◆ Selected passage:
#####

A fellow sysadmin was looking to free up some much needed disk space. Since it was purely a production machine I suggested that he go through and "strip" his binaries. Unfortunately I made the assumption that he knew what strip does and would use it wisely -- flashes of the Bad News Bears come to mind now. To make it short, he stripped /vmunix which didn't destroy the system, but certainly caused some interesting problems.
I heard this from a fellow sysadmin friend. My friend was forced to work with some sysadmins who didn't have their act together. One day, one of them was "cleaning" the filesytem and saw a file called "vmunix" in /. "Hmm, this is taking up a lot of space - let's delete it". "rm /vmunix".
My friend had to reinstall the entire OS on that machine after his coworker did this "cleanup". Ahh, the hazards of working with sysadmins who really shouldn't be sysadmins in the first place.

#####

◆ Data:
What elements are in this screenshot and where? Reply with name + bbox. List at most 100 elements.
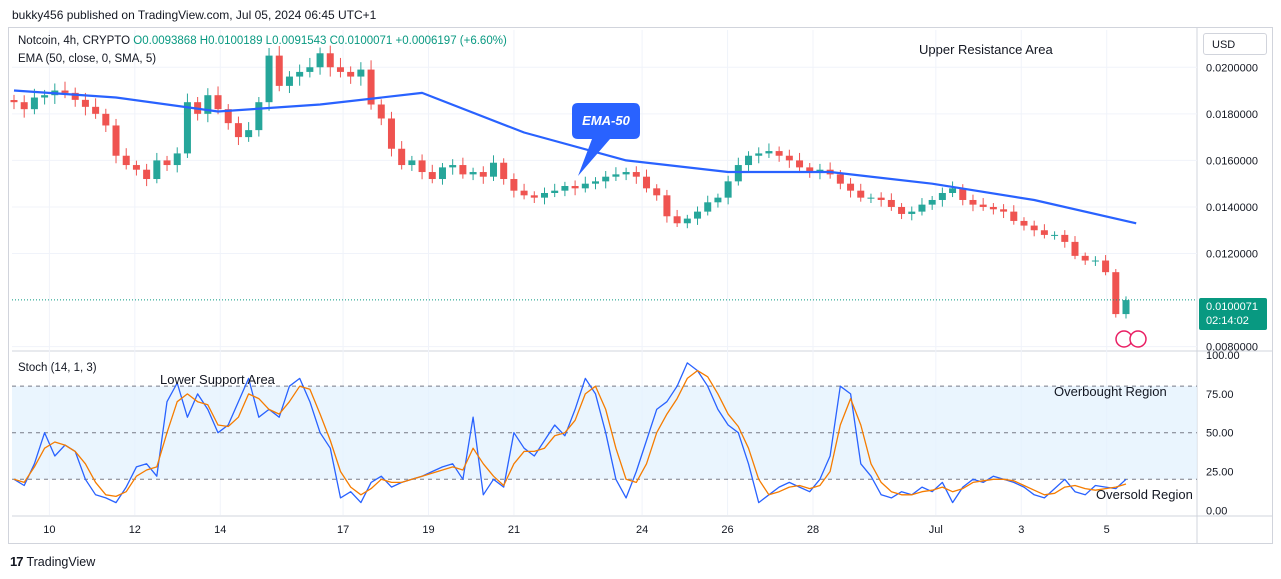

#####

◆ List of tasks:
1. Answer these questions using the sysadmin anecdotes, one answer per line, marked (a), (b) and (c) the same way.
(a) What did the writer suggest the fellow sysadmin do to free up disk space?
(b) What command did the sysadmin who was "cleaning" the filesystem run?
(c) What did the friend have to do after that "cleanup"?
2. Set down the part of the sysadmin anecdotes starting with "A fellow sysadmin was" and going on through "some interesting problems.", keeping its wording unchanged.

◆ Set of answers:
1.
(a) Go through and "strip" his binaries.
(b) rm /vmunix
(c) Reinstall the entire OS on that machine.

2.
A fellow sysadmin was looking to free up some much needed disk space. Since it was purely a production machine I suggested that he go through and "strip" his binaries. Unfortunately I made the assumption that he knew what strip does and would use it wisely -- flashes of the Bad News Bears come to mind now. To make it short, he stripped /vmunix which didn't destroy the system, but certainly caused some interesting problems.